[Start of Attachment]
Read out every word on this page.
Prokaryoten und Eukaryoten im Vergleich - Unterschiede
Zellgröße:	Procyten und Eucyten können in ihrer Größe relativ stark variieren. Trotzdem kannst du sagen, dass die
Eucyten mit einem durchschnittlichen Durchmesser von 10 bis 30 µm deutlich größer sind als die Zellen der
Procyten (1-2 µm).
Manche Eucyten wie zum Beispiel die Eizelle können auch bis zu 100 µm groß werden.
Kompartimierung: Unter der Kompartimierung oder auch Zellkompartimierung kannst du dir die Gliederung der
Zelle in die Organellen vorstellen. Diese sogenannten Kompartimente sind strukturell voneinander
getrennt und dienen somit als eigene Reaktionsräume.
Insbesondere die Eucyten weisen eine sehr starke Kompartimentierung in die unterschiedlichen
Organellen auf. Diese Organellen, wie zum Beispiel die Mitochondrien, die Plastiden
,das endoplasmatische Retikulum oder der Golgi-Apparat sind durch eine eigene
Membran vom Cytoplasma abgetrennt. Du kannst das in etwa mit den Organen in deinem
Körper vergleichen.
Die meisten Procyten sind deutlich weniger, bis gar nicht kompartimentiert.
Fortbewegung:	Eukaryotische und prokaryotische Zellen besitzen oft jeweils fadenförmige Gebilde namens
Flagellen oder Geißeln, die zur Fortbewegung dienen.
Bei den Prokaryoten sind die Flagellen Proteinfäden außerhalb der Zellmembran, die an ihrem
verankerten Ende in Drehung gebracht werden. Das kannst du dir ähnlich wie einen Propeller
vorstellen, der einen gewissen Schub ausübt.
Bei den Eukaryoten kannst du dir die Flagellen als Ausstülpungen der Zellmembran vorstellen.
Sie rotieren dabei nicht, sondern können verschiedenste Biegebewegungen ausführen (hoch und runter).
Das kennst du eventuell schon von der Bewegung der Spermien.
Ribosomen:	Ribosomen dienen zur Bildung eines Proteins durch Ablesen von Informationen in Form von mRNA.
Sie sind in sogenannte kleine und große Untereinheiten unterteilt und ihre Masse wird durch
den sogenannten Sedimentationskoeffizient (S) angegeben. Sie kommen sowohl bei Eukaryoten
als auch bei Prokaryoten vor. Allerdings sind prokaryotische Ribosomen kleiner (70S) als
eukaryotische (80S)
[End of Attachment]
Write the entries out again verbatim, every one of them.

# [Final answer]
Read out every word on this page.
Prokaryoten und Eukaryoten im Vergleich - Unterschiede
Zellgröße:	Procyten und Eucyten können in ihrer Größe relativ stark variieren. Trotzdem kannst du sagen, dass die
Eucyten mit einem durchschnittlichen Durchmesser von 10 bis 30 µm deutlich größer sind als die Zellen der
Procyten (1-2 µm).
Manche Eucyten wie zum Beispiel die Eizelle können auch bis zu 100 µm groß werden.
Kompartimierung: Unter der Kompartimierung oder auch Zellkompartimierung kannst du dir die Gliederung der
Zelle in die Organellen vorstellen. Diese sogenannten Kompartimente sind strukturell voneinander
getrennt und dienen somit als eigene Reaktionsräume.
Insbesondere die Eucyten weisen eine sehr starke Kompartimentierung in die unterschiedlichen
Organellen auf. Diese Organellen, wie zum Beispiel die Mitochondrien, die Plastiden
,das endoplasmatische Retikulum oder der Golgi-Apparat sind durch eine eigene
Membran vom Cytoplasma abgetrennt. Du kannst das in etwa mit den Organen in deinem
Körper vergleichen.
Die meisten Procyten sind deutlich weniger, bis gar nicht kompartimentiert.
Fortbewegung:	Eukaryotische und prokaryotische Zellen besitzen oft jeweils fadenförmige Gebilde namens
Flagellen oder Geißeln, die zur Fortbewegung dienen.
Bei den Prokaryoten sind die Flagellen Proteinfäden außerhalb der Zellmembran, die an ihrem
verankerten Ende in Drehung gebracht werden. Das kannst du dir ähnlich wie einen Propeller
vorstellen, der einen gewissen Schub ausübt.
Bei den Eukaryoten kannst du dir die Flagellen als Ausstülpungen der Zellmembran vorstellen.
Sie rotieren dabei nicht, sondern können verschiedenste Biegebewegungen ausführen (hoch und runter).
Das kennst du eventuell schon von der Bewegung der Spermien.
Ribosomen:	Ribosomen dienen zur Bildung eines Proteins durch Ablesen von Informationen in Form von mRNA.
Sie sind in sogenannte kleine und große Untereinheiten unterteilt und ihre Masse wird durch
den sogenannten Sedimentationskoeffizient (S) angegeben. Sie kommen sowohl bei Eukaryoten
als auch bei Prokaryoten vor. Allerdings sind prokaryotische Ribosomen kleiner (70S) als
eukaryotische (80S)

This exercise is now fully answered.